# [Exercise inputs]

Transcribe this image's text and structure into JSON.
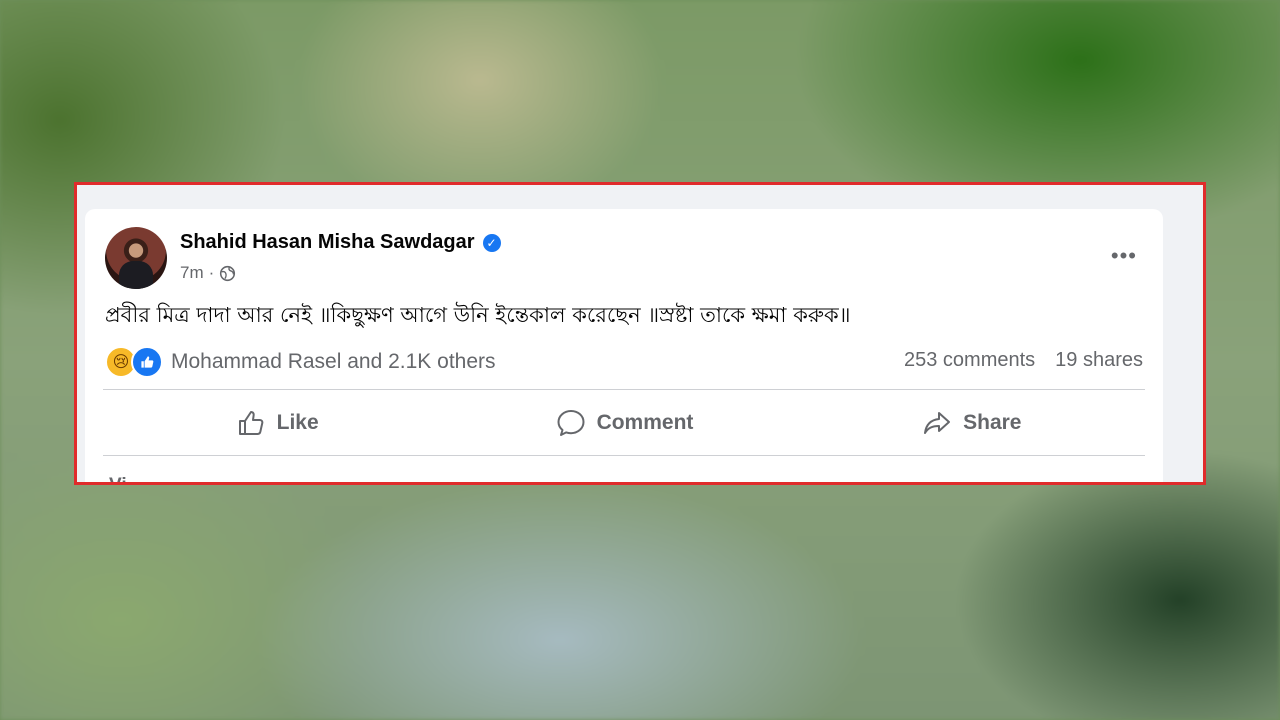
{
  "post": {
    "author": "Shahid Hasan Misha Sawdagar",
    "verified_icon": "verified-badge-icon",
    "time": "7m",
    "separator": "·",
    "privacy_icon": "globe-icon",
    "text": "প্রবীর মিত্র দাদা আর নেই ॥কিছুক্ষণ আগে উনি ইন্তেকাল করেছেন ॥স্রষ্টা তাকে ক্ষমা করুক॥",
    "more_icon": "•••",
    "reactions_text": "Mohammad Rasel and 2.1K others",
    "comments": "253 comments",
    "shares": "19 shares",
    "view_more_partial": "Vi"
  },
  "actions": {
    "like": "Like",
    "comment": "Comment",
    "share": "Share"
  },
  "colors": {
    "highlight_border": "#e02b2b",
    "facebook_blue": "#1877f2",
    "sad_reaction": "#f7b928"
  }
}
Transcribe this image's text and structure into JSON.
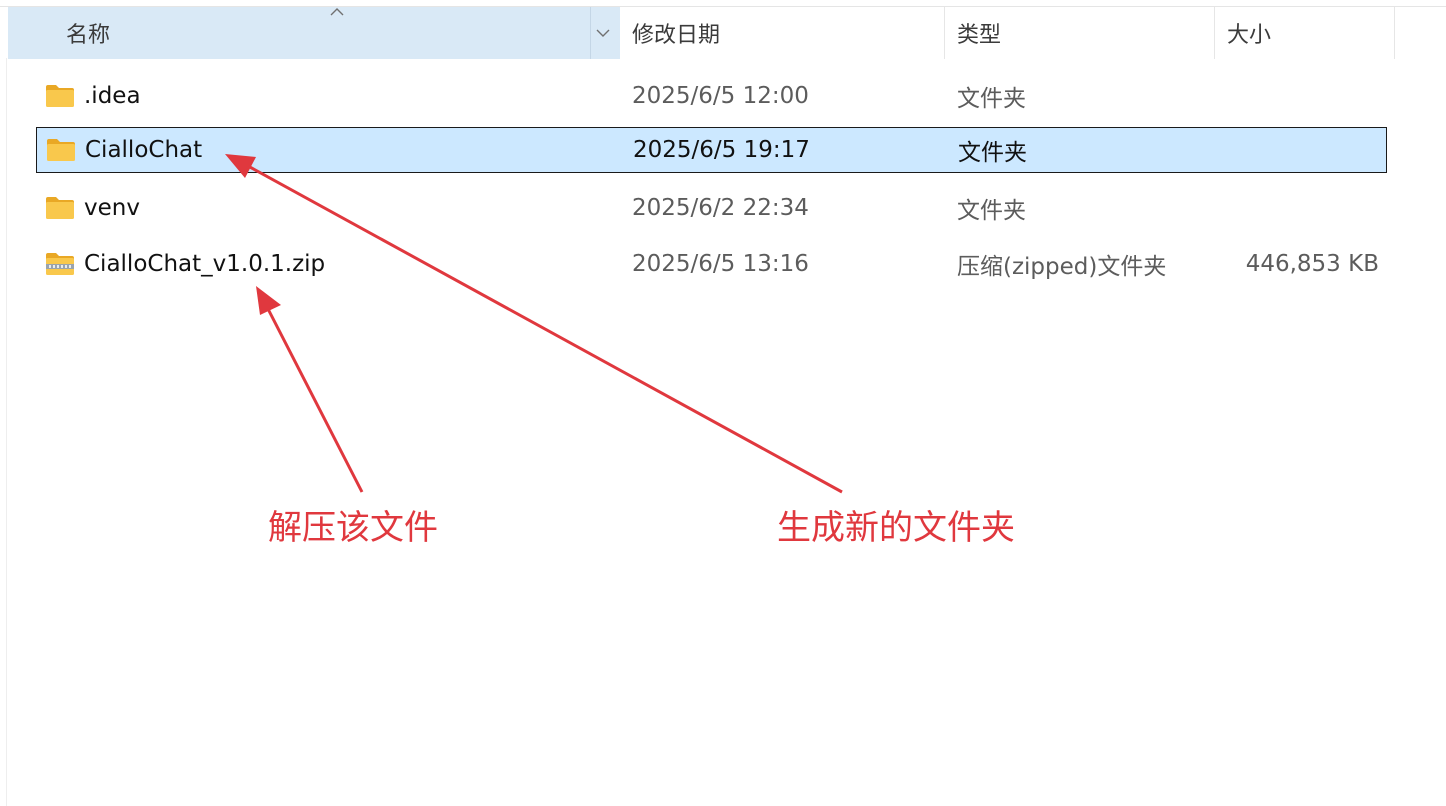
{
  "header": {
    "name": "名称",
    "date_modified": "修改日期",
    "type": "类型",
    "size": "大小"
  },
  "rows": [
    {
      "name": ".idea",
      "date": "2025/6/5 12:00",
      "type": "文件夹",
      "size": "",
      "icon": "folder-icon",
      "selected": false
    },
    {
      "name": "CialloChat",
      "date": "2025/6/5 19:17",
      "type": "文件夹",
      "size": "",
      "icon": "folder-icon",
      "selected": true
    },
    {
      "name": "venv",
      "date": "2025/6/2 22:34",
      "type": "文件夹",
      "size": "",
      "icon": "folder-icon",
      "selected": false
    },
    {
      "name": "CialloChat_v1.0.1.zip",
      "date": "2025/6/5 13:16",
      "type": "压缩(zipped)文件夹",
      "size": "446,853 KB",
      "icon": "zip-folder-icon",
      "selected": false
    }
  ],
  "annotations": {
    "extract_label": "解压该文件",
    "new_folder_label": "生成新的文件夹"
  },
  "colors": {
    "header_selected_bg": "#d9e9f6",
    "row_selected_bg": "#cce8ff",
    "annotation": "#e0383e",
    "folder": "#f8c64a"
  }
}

* * *

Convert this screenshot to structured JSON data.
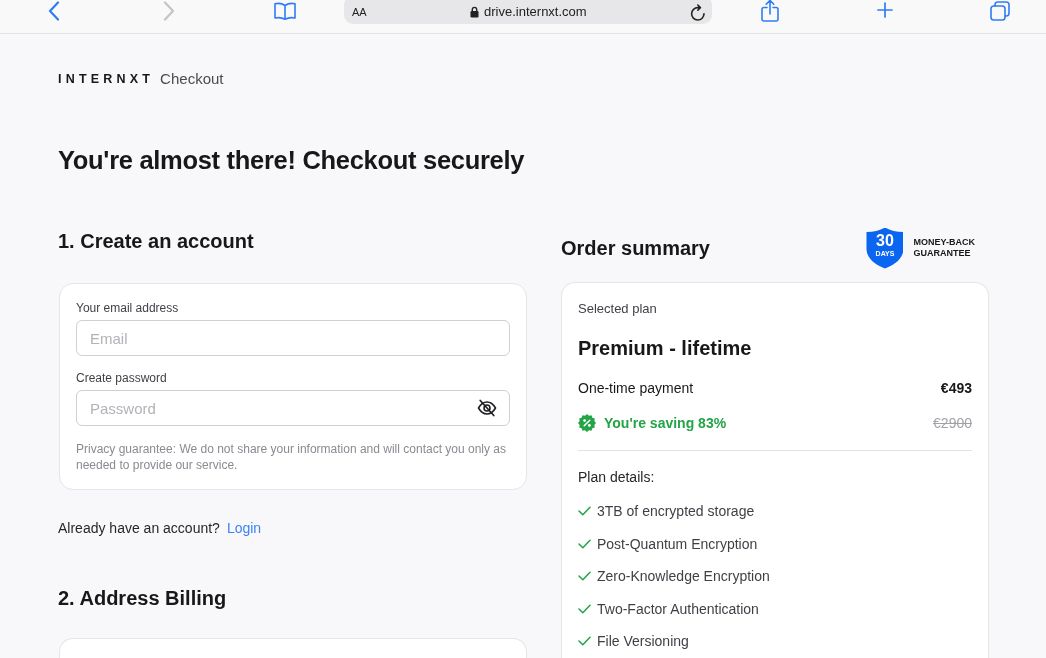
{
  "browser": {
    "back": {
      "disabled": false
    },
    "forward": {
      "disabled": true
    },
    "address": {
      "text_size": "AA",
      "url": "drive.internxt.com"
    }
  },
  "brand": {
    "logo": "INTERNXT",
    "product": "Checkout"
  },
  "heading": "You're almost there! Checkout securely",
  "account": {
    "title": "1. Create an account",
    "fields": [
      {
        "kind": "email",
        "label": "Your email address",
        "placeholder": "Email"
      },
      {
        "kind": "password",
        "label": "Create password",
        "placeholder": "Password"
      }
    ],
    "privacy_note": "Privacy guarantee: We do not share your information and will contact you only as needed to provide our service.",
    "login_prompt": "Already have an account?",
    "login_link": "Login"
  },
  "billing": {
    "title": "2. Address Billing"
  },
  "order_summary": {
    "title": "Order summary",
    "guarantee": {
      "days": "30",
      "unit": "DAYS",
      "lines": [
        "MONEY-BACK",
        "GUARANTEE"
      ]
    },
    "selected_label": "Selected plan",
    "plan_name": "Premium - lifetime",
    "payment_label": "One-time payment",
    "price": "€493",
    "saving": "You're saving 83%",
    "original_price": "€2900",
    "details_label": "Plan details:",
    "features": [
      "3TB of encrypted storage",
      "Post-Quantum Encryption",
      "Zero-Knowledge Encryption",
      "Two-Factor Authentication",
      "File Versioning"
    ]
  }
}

# [Exercise objective]
Provide the number of lines in these entries that hold the word "Checkout", without any accompanying text.

# [The completed task]
2